• _TO DO_
Reproduce the material in full, unchanged.

• _INPUT FOR THIS TASK_
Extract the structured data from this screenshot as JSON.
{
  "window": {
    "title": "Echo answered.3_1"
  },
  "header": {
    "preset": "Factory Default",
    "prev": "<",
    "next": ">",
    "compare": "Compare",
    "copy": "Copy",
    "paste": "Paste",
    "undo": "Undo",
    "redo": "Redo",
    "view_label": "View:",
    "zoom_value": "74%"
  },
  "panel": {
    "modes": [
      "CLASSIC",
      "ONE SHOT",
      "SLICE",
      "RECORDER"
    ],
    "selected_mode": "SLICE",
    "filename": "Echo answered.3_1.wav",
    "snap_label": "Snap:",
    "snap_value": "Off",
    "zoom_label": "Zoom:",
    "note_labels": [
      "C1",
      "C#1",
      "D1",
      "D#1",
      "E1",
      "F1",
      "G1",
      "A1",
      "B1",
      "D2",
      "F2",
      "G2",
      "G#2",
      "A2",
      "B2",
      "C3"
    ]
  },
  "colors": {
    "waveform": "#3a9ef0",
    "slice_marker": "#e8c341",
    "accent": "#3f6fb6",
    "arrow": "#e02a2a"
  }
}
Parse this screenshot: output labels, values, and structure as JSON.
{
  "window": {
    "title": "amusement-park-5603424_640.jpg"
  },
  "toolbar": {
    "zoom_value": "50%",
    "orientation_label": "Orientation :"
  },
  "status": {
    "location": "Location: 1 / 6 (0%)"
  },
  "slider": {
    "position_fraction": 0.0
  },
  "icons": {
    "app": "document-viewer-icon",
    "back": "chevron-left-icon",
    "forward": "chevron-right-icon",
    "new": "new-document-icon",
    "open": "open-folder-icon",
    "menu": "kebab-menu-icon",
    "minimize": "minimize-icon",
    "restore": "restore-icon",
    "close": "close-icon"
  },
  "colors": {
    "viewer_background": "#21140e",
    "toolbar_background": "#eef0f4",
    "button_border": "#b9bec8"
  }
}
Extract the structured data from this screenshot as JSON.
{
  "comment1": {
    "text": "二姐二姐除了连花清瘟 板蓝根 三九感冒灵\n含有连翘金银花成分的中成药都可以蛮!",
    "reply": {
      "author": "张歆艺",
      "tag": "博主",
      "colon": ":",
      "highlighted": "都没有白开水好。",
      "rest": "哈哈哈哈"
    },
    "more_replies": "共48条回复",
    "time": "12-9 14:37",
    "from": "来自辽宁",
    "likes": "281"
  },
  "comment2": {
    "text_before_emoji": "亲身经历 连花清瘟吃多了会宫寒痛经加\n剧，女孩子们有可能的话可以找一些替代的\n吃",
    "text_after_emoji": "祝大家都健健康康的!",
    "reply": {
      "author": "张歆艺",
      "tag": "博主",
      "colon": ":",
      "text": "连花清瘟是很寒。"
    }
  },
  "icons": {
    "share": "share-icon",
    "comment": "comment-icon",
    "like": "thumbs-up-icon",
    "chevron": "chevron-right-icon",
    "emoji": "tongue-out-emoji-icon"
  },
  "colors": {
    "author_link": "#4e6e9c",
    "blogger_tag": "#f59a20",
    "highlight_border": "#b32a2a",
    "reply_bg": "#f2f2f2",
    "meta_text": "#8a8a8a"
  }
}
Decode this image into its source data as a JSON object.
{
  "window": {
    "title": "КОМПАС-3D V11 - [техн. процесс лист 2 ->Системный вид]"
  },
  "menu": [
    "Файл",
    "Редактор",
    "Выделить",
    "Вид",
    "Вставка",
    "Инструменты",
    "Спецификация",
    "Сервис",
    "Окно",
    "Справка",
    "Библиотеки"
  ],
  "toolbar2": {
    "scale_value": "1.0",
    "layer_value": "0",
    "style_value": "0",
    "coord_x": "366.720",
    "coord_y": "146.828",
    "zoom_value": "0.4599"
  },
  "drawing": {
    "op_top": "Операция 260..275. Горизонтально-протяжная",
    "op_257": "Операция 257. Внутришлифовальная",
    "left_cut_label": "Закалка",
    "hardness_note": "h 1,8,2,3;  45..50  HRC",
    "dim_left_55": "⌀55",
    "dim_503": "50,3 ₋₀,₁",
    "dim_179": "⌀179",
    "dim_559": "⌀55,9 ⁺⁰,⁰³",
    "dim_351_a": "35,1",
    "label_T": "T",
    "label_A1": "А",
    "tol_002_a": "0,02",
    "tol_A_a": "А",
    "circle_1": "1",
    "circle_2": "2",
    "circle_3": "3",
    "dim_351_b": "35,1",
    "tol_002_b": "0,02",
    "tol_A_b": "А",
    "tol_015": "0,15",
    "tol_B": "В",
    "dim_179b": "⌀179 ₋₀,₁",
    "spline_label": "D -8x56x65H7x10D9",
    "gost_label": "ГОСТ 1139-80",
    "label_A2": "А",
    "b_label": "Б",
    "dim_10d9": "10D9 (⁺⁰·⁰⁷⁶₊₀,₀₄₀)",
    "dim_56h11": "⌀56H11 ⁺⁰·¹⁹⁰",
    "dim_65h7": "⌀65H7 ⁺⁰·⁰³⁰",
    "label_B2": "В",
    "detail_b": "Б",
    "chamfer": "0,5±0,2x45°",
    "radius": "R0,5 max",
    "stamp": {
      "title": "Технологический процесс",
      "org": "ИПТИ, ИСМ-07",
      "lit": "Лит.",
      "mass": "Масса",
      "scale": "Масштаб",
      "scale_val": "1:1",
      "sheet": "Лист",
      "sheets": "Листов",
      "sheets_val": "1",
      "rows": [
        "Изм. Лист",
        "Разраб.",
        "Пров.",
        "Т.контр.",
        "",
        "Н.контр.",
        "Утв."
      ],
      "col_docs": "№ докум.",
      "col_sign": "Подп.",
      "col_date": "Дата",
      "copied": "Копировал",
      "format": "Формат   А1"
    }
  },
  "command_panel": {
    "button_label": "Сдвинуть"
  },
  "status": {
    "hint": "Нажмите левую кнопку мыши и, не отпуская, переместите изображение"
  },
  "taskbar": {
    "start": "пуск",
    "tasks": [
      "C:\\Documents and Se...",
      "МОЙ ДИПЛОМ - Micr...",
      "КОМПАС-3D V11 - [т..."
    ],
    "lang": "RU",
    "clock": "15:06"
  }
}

• _THE COMPLETED TASK_
Extract the structured data from this screenshot as JSON.
{
  "window": {
    "title": "Echo answered.3_1"
  },
  "header": {
    "preset": "Factory Default",
    "prev": "<",
    "next": ">",
    "compare": "Compare",
    "copy": "Copy",
    "paste": "Paste",
    "undo": "Undo",
    "redo": "Redo",
    "view_label": "View:",
    "zoom_value": "74%"
  },
  "panel": {
    "modes": [
      "CLASSIC",
      "ONE SHOT",
      "SLICE",
      "RECORDER"
    ],
    "selected_mode": "SLICE",
    "filename": "Echo answered.3_1.wav",
    "snap_label": "Snap:",
    "snap_value": "Off",
    "zoom_label": "Zoom:",
    "note_labels": [
      "C1",
      "C#1",
      "D1",
      "D#1",
      "E1",
      "F1",
      "G1",
      "A1",
      "B1",
      "D2",
      "F2",
      "G2",
      "G#2",
      "A2",
      "B2",
      "C3"
    ]
  },
  "colors": {
    "waveform": "#3a9ef0",
    "slice_marker": "#e8c341",
    "accent": "#3f6fb6",
    "arrow": "#e02a2a"
  }
}
Parse this screenshot: output labels, values, and structure as JSON.
{
  "window": {
    "title": "amusement-park-5603424_640.jpg"
  },
  "toolbar": {
    "zoom_value": "50%",
    "orientation_label": "Orientation :"
  },
  "status": {
    "location": "Location: 1 / 6 (0%)"
  },
  "slider": {
    "position_fraction": 0.0
  },
  "icons": {
    "app": "document-viewer-icon",
    "back": "chevron-left-icon",
    "forward": "chevron-right-icon",
    "new": "new-document-icon",
    "open": "open-folder-icon",
    "menu": "kebab-menu-icon",
    "minimize": "minimize-icon",
    "restore": "restore-icon",
    "close": "close-icon"
  },
  "colors": {
    "viewer_background": "#21140e",
    "toolbar_background": "#eef0f4",
    "button_border": "#b9bec8"
  }
}
Extract the structured data from this screenshot as JSON.
{
  "comment1": {
    "text": "二姐二姐除了连花清瘟 板蓝根 三九感冒灵\n含有连翘金银花成分的中成药都可以蛮!",
    "reply": {
      "author": "张歆艺",
      "tag": "博主",
      "colon": ":",
      "highlighted": "都没有白开水好。",
      "rest": "哈哈哈哈"
    },
    "more_replies": "共48条回复",
    "time": "12-9 14:37",
    "from": "来自辽宁",
    "likes": "281"
  },
  "comment2": {
    "text_before_emoji": "亲身经历 连花清瘟吃多了会宫寒痛经加\n剧，女孩子们有可能的话可以找一些替代的\n吃",
    "text_after_emoji": "祝大家都健健康康的!",
    "reply": {
      "author": "张歆艺",
      "tag": "博主",
      "colon": ":",
      "text": "连花清瘟是很寒。"
    }
  },
  "icons": {
    "share": "share-icon",
    "comment": "comment-icon",
    "like": "thumbs-up-icon",
    "chevron": "chevron-right-icon",
    "emoji": "tongue-out-emoji-icon"
  },
  "colors": {
    "author_link": "#4e6e9c",
    "blogger_tag": "#f59a20",
    "highlight_border": "#b32a2a",
    "reply_bg": "#f2f2f2",
    "meta_text": "#8a8a8a"
  }
}
Decode this image into its source data as a JSON object.
{
  "window": {
    "title": "КОМПАС-3D V11 - [техн. процесс лист 2 ->Системный вид]"
  },
  "menu": [
    "Файл",
    "Редактор",
    "Выделить",
    "Вид",
    "Вставка",
    "Инструменты",
    "Спецификация",
    "Сервис",
    "Окно",
    "Справка",
    "Библиотеки"
  ],
  "toolbar2": {
    "scale_value": "1.0",
    "layer_value": "0",
    "style_value": "0",
    "coord_x": "366.720",
    "coord_y": "146.828",
    "zoom_value": "0.4599"
  },
  "drawing": {
    "op_top": "Операция 260..275. Горизонтально-протяжная",
    "op_257": "Операция 257. Внутришлифовальная",
    "left_cut_label": "Закалка",
    "hardness_note": "h 1,8,2,3;  45..50  HRC",
    "dim_left_55": "⌀55",
    "dim_503": "50,3 ₋₀,₁",
    "dim_179": "⌀179",
    "dim_559": "⌀55,9 ⁺⁰,⁰³",
    "dim_351_a": "35,1",
    "label_T": "T",
    "label_A1": "А",
    "tol_002_a": "0,02",
    "tol_A_a": "А",
    "circle_1": "1",
    "circle_2": "2",
    "circle_3": "3",
    "dim_351_b": "35,1",
    "tol_002_b": "0,02",
    "tol_A_b": "А",
    "tol_015": "0,15",
    "tol_B": "В",
    "dim_179b": "⌀179 ₋₀,₁",
    "spline_label": "D -8x56x65H7x10D9",
    "gost_label": "ГОСТ 1139-80",
    "label_A2": "А",
    "b_label": "Б",
    "dim_10d9": "10D9 (⁺⁰·⁰⁷⁶₊₀,₀₄₀)",
    "dim_56h11": "⌀56H11 ⁺⁰·¹⁹⁰",
    "dim_65h7": "⌀65H7 ⁺⁰·⁰³⁰",
    "label_B2": "В",
    "detail_b": "Б",
    "chamfer": "0,5±0,2x45°",
    "radius": "R0,5 max",
    "stamp": {
      "title": "Технологический процесс",
      "org": "ИПТИ, ИСМ-07",
      "lit": "Лит.",
      "mass": "Масса",
      "scale": "Масштаб",
      "scale_val": "1:1",
      "sheet": "Лист",
      "sheets": "Листов",
      "sheets_val": "1",
      "rows": [
        "Изм. Лист",
        "Разраб.",
        "Пров.",
        "Т.контр.",
        "",
        "Н.контр.",
        "Утв."
      ],
      "col_docs": "№ докум.",
      "col_sign": "Подп.",
      "col_date": "Дата",
      "copied": "Копировал",
      "format": "Формат   А1"
    }
  },
  "command_panel": {
    "button_label": "Сдвинуть"
  },
  "status": {
    "hint": "Нажмите левую кнопку мыши и, не отпуская, переместите изображение"
  },
  "taskbar": {
    "start": "пуск",
    "tasks": [
      "C:\\Documents and Se...",
      "МОЙ ДИПЛОМ - Micr...",
      "КОМПАС-3D V11 - [т..."
    ],
    "lang": "RU",
    "clock": "15:06"
  }
}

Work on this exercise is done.